> **INSTRUCTIONS FOR THE TASK**
Search the entries for the word "Environment" and pull out each line that has it.
--- begin ---
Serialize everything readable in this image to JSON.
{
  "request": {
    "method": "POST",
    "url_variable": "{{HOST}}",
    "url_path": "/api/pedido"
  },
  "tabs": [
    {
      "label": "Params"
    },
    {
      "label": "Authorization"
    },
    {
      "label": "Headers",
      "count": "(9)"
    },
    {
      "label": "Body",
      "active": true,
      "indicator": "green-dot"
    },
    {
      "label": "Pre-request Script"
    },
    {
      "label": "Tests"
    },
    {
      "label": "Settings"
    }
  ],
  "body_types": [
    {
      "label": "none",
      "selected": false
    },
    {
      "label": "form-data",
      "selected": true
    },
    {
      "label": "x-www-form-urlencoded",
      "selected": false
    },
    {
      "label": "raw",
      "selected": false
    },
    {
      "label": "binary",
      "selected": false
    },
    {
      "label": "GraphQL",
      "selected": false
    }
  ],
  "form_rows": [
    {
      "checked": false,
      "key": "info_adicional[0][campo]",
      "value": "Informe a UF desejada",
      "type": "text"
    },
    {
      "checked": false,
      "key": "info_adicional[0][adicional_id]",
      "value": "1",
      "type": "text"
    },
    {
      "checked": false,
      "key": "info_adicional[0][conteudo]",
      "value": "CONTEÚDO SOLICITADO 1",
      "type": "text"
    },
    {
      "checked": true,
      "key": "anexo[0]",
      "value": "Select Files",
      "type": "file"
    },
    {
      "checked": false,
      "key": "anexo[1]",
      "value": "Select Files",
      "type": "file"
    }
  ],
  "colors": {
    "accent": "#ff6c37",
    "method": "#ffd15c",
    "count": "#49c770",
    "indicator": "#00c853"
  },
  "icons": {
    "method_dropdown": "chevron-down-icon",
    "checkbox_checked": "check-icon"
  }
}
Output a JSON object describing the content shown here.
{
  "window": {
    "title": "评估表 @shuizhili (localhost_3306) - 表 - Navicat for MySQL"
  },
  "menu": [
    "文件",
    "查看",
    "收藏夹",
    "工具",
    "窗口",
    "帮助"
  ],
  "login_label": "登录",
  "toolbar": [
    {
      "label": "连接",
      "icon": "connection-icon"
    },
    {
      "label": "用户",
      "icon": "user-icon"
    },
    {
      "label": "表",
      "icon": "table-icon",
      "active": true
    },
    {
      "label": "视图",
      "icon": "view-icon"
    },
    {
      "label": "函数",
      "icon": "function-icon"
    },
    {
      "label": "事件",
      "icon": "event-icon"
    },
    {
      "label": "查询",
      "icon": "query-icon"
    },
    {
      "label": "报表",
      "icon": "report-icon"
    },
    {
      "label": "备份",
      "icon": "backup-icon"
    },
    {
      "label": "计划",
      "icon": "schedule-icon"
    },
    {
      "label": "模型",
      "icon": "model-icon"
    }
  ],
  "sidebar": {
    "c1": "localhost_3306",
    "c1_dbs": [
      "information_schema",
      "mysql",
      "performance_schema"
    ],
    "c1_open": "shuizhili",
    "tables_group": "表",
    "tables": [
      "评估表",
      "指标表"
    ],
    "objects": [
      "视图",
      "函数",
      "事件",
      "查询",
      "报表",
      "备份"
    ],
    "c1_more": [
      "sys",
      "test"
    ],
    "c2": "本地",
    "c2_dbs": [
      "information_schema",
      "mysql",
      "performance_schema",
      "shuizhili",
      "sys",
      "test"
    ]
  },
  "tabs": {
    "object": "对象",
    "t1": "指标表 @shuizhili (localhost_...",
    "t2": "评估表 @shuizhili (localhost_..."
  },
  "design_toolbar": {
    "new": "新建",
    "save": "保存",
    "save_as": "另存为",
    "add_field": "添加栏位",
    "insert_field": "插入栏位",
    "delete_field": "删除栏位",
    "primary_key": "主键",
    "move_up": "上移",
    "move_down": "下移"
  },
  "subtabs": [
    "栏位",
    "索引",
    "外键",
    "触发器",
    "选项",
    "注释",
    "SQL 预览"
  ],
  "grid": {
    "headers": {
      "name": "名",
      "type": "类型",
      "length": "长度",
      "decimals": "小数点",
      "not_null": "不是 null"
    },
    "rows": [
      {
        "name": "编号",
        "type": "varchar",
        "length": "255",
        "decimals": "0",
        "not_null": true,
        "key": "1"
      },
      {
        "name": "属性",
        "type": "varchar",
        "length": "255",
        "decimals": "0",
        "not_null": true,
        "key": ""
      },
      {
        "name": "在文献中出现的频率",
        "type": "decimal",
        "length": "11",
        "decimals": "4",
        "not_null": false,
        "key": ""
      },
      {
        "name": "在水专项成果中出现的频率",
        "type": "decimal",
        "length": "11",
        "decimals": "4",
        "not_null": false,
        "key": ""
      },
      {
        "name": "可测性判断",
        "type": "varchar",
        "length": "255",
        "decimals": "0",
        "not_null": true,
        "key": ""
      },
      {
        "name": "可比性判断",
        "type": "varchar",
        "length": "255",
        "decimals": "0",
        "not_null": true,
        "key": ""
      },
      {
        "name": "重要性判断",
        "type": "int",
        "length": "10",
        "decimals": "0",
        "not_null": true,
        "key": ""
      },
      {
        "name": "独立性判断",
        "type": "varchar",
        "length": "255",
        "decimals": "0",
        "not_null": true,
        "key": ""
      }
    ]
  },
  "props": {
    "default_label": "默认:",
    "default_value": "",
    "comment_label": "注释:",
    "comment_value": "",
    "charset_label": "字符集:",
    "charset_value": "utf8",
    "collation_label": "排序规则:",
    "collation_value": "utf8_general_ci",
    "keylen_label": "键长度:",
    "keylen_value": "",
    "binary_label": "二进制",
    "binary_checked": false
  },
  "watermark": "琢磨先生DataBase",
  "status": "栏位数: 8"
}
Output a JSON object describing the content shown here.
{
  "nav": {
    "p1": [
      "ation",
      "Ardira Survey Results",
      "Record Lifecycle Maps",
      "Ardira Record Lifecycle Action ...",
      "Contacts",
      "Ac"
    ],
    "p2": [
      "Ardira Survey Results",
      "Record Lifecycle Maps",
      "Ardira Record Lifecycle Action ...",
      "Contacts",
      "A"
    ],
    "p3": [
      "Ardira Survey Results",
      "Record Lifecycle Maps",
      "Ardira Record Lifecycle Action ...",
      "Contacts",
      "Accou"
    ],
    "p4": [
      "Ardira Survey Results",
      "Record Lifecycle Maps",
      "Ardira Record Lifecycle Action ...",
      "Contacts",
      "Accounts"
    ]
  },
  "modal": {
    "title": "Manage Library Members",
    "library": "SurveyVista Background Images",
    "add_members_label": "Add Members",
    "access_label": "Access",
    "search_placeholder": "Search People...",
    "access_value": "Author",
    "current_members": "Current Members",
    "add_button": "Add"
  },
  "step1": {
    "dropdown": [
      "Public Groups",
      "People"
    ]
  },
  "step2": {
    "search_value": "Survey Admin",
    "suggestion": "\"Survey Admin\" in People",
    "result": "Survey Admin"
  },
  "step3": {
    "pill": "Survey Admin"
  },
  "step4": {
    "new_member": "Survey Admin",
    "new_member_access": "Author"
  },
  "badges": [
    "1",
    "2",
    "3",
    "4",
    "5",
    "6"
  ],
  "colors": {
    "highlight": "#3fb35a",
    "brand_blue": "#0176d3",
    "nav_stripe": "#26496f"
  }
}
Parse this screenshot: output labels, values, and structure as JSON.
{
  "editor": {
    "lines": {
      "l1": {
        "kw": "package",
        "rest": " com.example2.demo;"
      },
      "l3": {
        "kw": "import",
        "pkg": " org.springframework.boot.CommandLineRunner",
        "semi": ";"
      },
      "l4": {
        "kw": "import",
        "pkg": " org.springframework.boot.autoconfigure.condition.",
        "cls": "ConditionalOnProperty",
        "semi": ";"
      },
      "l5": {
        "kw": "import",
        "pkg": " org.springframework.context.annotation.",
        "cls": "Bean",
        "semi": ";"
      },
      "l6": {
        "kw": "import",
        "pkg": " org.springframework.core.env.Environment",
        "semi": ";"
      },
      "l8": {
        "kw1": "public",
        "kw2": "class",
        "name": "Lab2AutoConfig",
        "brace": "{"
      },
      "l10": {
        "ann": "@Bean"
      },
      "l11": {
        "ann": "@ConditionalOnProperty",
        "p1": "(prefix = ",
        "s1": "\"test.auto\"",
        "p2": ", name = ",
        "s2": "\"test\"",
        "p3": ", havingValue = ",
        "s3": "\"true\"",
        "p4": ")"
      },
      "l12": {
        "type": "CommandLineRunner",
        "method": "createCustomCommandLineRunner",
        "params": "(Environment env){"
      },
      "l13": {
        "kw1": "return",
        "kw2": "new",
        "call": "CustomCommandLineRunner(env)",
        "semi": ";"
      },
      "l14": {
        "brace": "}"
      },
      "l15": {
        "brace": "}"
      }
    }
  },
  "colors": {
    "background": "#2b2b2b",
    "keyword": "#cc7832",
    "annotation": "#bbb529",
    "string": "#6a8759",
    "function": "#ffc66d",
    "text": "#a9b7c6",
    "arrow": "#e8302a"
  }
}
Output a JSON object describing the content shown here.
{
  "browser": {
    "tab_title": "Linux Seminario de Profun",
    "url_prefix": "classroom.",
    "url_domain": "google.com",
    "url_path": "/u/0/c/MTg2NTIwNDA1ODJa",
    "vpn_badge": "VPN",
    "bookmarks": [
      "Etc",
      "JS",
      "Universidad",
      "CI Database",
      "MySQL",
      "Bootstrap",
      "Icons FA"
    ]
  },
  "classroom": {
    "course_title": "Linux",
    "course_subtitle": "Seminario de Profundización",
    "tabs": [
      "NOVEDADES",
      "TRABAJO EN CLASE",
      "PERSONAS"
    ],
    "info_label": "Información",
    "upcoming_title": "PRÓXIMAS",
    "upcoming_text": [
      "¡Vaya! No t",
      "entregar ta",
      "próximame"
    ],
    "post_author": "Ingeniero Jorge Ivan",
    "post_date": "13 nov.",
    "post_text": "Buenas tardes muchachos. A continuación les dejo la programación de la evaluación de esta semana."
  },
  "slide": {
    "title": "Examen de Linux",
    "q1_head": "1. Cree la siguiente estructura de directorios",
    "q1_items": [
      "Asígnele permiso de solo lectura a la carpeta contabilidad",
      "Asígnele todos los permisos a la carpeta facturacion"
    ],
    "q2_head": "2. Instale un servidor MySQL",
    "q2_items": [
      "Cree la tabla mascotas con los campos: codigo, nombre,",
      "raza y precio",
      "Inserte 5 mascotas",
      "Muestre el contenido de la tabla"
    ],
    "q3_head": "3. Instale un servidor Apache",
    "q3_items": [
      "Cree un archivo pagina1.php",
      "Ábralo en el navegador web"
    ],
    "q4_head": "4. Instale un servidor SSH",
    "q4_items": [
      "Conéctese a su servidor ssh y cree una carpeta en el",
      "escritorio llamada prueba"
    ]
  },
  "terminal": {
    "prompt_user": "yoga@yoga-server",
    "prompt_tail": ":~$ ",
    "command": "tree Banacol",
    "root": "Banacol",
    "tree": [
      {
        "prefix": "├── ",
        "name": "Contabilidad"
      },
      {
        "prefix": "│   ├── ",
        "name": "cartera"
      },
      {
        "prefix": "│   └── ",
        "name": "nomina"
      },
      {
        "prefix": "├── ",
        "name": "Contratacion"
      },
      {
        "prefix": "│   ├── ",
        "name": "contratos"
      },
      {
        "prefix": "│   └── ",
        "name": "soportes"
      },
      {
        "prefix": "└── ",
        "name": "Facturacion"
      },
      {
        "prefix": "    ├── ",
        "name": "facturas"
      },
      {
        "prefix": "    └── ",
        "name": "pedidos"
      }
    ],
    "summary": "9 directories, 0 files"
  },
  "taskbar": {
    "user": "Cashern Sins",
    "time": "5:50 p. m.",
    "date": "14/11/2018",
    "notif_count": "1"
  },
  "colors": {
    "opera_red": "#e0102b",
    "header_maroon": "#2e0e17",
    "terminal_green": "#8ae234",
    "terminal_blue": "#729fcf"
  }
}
--- end ---
> **TASK SOLUTION**
        "pkg": " org.springframework.core.env.Environment",
        "params": "(Environment env){"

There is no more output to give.